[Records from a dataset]
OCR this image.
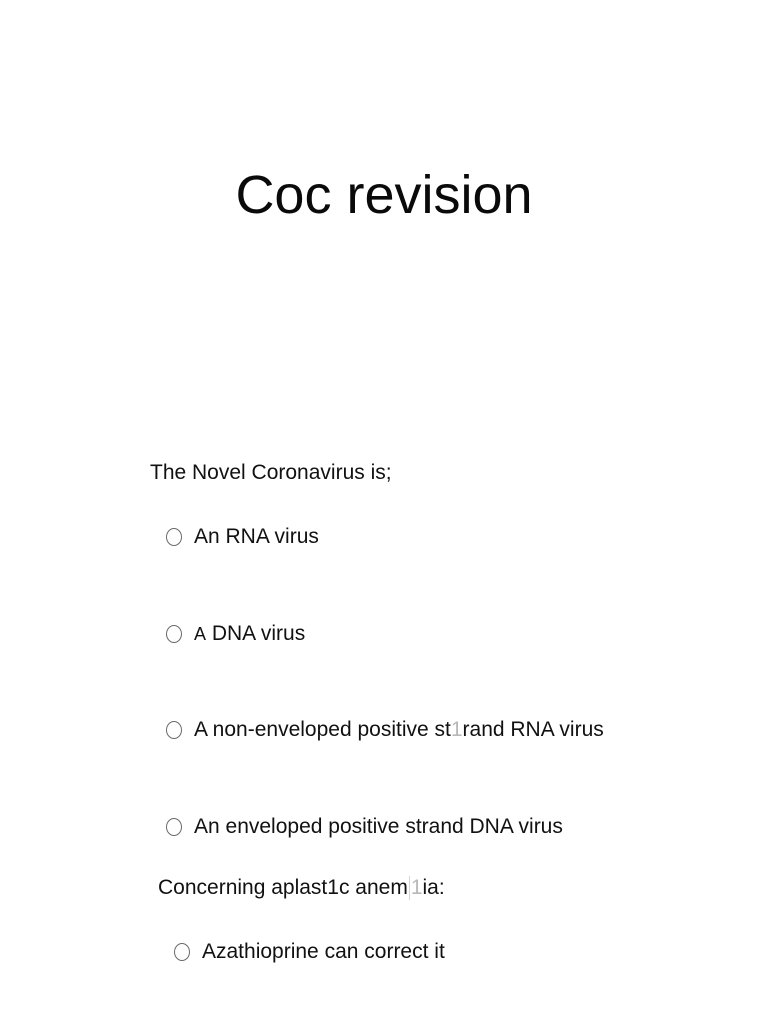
Coc revision
The Novel Coronavirus is;
An RNA virus
A DNA virus
A non-enveloped positive st1rand RNA virus
An enveloped positive strand DNA virus
Concerning aplast1c anem 1ia:
Azathioprine can correct it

--- Your objective ---
For each line in the entries that holds "enveloped", return that line.

--- Problem solution ---
A non-enveloped positive st1rand RNA virus
An enveloped positive strand DNA virus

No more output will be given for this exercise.